Find the string "subtitle" and gather every line that holds it.
■ ■ ■ ■ ■ ■ ■
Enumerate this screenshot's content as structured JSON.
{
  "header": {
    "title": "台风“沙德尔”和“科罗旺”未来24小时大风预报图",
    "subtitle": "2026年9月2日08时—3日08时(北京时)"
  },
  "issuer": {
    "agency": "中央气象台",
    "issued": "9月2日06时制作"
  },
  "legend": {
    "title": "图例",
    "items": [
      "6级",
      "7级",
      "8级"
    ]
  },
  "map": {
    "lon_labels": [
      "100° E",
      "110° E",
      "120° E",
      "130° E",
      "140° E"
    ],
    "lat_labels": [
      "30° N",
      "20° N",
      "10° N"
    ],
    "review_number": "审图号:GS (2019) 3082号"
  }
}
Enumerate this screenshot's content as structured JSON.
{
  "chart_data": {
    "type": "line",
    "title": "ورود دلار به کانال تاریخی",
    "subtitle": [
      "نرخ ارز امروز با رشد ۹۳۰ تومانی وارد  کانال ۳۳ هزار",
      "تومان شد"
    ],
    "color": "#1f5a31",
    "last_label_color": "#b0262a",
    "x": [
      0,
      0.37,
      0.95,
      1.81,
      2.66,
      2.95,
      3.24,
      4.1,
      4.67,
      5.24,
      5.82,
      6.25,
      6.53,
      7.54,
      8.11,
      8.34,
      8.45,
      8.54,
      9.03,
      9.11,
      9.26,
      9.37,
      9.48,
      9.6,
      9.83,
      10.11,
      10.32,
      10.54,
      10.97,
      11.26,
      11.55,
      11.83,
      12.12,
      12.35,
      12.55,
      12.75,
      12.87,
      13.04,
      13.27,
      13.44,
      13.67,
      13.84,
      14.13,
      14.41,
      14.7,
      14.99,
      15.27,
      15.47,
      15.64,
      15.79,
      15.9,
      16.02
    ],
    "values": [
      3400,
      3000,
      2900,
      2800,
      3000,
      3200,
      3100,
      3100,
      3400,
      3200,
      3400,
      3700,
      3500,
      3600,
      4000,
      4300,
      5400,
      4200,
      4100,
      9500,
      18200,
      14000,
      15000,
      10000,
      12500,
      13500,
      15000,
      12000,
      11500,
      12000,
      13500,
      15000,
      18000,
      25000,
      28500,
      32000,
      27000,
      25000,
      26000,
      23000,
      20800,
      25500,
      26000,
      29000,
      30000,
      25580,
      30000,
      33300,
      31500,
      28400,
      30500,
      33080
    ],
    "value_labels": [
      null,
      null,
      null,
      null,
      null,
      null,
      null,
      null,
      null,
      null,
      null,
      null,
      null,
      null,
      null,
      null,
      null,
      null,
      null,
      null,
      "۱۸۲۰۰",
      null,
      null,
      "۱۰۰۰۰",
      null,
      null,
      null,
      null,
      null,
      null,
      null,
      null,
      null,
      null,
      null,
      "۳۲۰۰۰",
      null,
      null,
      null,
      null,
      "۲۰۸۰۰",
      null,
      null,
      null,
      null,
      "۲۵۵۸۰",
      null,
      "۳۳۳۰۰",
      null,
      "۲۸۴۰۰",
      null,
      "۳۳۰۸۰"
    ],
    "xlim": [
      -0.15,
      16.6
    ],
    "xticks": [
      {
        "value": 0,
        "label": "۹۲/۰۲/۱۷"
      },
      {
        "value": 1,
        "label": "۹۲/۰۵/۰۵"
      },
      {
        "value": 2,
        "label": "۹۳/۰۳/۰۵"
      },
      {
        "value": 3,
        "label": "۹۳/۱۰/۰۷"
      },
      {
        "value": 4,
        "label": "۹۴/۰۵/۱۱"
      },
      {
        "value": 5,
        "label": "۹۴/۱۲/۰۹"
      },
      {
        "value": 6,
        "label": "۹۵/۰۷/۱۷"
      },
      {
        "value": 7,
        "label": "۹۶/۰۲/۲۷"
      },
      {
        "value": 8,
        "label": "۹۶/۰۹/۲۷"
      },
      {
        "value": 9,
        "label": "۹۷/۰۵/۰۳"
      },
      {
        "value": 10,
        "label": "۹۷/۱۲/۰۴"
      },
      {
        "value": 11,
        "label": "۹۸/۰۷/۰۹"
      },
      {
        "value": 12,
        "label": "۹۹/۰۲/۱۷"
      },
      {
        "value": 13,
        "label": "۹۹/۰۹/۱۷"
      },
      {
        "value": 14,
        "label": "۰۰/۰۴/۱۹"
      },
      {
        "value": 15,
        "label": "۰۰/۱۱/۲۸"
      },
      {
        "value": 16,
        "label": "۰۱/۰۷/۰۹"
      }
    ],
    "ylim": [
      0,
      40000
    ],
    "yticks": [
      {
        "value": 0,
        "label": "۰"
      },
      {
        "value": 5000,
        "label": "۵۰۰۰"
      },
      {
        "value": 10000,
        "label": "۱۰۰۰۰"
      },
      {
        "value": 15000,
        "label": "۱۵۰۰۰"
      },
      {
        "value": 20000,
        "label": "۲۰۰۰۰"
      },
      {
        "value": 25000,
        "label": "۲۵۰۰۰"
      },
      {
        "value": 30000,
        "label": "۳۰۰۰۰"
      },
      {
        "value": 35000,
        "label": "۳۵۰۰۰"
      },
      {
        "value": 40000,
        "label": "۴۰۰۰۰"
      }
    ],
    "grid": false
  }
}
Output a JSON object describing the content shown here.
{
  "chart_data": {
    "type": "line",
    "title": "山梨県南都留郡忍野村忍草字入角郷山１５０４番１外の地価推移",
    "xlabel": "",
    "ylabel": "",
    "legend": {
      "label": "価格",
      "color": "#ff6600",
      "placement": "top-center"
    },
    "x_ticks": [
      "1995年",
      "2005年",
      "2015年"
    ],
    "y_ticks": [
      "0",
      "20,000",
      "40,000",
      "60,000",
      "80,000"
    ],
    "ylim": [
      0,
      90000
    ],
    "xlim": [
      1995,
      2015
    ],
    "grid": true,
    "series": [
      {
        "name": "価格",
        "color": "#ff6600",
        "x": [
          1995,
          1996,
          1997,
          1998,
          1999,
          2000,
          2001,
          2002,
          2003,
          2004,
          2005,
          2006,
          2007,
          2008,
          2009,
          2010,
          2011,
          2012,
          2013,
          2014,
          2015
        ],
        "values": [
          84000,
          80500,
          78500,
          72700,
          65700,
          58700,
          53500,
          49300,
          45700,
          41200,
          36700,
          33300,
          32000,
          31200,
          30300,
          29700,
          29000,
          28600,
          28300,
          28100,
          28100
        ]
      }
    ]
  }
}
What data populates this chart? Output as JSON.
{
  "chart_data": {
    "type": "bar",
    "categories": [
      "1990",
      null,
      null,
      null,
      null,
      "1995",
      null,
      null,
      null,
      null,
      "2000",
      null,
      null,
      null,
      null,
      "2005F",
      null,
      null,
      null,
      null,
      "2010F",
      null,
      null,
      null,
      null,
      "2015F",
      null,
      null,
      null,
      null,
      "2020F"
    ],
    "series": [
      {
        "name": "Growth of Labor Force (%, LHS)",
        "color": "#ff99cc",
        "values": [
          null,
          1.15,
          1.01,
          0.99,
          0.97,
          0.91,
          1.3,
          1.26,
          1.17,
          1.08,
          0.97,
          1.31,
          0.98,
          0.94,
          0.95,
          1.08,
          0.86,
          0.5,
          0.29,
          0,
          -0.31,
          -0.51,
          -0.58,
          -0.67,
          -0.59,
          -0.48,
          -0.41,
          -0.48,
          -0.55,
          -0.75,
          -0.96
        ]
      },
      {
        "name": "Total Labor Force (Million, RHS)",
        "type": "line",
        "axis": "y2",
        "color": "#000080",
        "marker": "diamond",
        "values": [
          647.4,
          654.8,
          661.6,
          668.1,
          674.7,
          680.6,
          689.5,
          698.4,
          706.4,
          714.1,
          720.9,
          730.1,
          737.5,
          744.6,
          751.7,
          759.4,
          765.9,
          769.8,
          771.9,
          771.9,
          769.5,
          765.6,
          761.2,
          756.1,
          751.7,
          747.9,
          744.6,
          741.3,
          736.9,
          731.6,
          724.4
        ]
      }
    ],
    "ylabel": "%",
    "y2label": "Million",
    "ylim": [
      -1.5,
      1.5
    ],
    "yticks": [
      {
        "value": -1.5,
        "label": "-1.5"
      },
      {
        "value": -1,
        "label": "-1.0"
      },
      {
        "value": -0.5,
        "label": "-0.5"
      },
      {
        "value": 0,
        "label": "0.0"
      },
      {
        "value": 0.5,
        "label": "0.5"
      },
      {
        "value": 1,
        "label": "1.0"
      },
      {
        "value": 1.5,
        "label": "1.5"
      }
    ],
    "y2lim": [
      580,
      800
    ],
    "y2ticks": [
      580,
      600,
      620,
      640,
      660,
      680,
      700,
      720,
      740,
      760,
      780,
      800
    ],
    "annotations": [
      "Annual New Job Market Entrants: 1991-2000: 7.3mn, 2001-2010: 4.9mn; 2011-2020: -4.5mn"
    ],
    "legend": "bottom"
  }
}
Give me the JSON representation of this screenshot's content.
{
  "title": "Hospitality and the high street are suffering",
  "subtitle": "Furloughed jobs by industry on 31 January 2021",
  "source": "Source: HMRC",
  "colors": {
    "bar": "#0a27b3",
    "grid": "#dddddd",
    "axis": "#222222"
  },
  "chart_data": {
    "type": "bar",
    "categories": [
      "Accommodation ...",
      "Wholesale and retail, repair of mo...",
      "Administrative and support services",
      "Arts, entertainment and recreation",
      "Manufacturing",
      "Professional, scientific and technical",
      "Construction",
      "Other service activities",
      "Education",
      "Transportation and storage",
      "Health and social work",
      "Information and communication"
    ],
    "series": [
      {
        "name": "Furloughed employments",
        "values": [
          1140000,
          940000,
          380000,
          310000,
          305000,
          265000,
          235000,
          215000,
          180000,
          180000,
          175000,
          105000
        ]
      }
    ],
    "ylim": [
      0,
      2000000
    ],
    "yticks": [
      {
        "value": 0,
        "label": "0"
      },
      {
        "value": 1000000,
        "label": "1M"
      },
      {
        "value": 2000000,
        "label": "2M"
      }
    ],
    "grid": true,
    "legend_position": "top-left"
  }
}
■ ■ ■ ■ ■ ■ ■
* _ANSWER TO THIS EXERCISE_:
    "subtitle": "2026年9月2日08时—3日08时(北京时)"
    "subtitle": [
  "subtitle": "Furloughed jobs by industry on 31 January 2021",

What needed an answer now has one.